REQUIRED WORK:
Leave out all pictures while repeating the records exactly and completely.

Collected data entries:

*** Block opens ***

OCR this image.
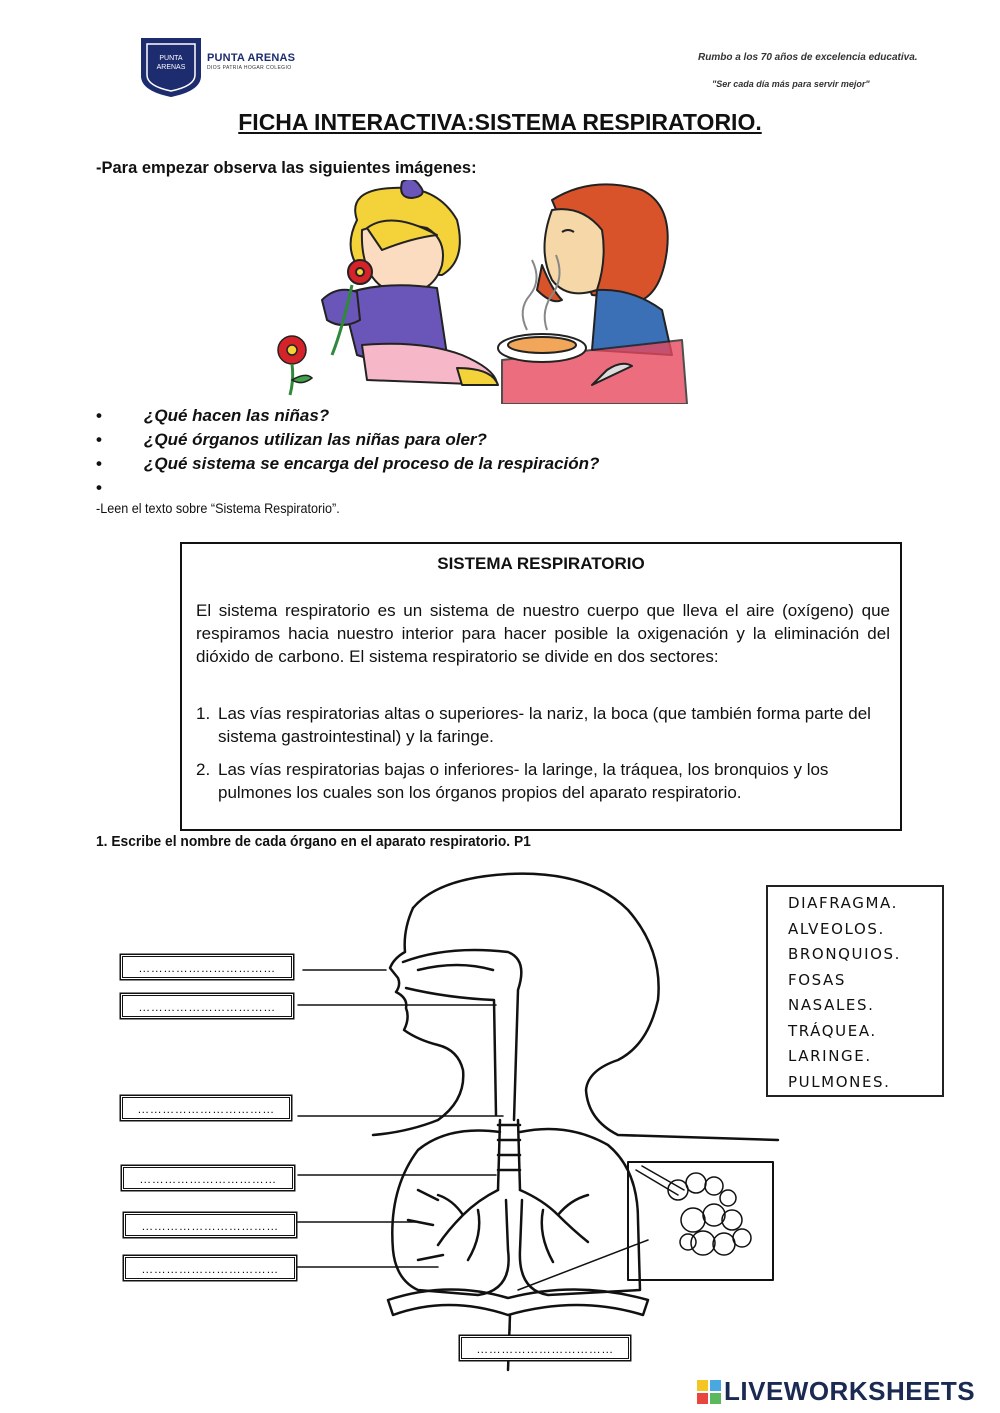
PUNTA
ARENAS
PUNTA ARENAS
DIOS PATRIA HOGAR COLEGIO
Rumbo a los 70 años de excelencia educativa.
"Ser cada día más para servir mejor"
FICHA INTERACTIVA:SISTEMA RESPIRATORIO.
-Para empezar observa las siguientes imágenes:
• ¿Qué hacen las niñas?
• ¿Qué órganos utilizan las niñas para oler?
• ¿Qué sistema se encarga del proceso de la respiración?
•
-Leen el texto sobre “Sistema Respiratorio”.
SISTEMA RESPIRATORIO

El sistema respiratorio es un sistema de nuestro cuerpo que lleva el aire (oxígeno) que respiramos hacia nuestro interior para hacer posible la oxigenación y la eliminación del dióxido de carbono. El sistema respiratorio se divide en dos sectores:

1. Las vías respiratorias altas o superiores- la nariz, la boca (que también forma parte del sistema gastrointestinal) y la faringe.
2. Las vías respiratorias bajas o inferiores- la laringe, la tráquea, los bronquios y los pulmones los cuales son los órganos propios del aparato respiratorio.
1. Escribe el nombre de cada órgano en el aparato respiratorio. P1
……………………………
……………………………
……………………………
……………………………
……………………………
……………………………
……………………………
DIAFRAGMA.
ALVEOLOS.
BRONQUIOS.
FOSAS
NASALES.
TRÁQUEA.
LARINGE.
PULMONES.
LIVEWORKSHEETS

*** Block closes ***

ANSWER SECTION:
OCR this image.
PUNTA
ARENAS
PUNTA ARENAS
DIOS PATRIA HOGAR COLEGIO
Rumbo a los 70 años de excelencia educativa.
"Ser cada día más para servir mejor"
FICHA INTERACTIVA:SISTEMA RESPIRATORIO.
-Para empezar observa las siguientes imágenes:
• ¿Qué hacen las niñas?
• ¿Qué órganos utilizan las niñas para oler?
• ¿Qué sistema se encarga del proceso de la respiración?
•
-Leen el texto sobre “Sistema Respiratorio”.
SISTEMA RESPIRATORIO

El sistema respiratorio es un sistema de nuestro cuerpo que lleva el aire (oxígeno) que respiramos hacia nuestro interior para hacer posible la oxigenación y la eliminación del dióxido de carbono. El sistema respiratorio se divide en dos sectores:

1. Las vías respiratorias altas o superiores- la nariz, la boca (que también forma parte del sistema gastrointestinal) y la faringe.
2. Las vías respiratorias bajas o inferiores- la laringe, la tráquea, los bronquios y los pulmones los cuales son los órganos propios del aparato respiratorio.
1. Escribe el nombre de cada órgano en el aparato respiratorio. P1
……………………………
……………………………
……………………………
……………………………
……………………………
……………………………
……………………………
DIAFRAGMA.
ALVEOLOS.
BRONQUIOS.
FOSAS
NASALES.
TRÁQUEA.
LARINGE.
PULMONES.
LIVEWORKSHEETS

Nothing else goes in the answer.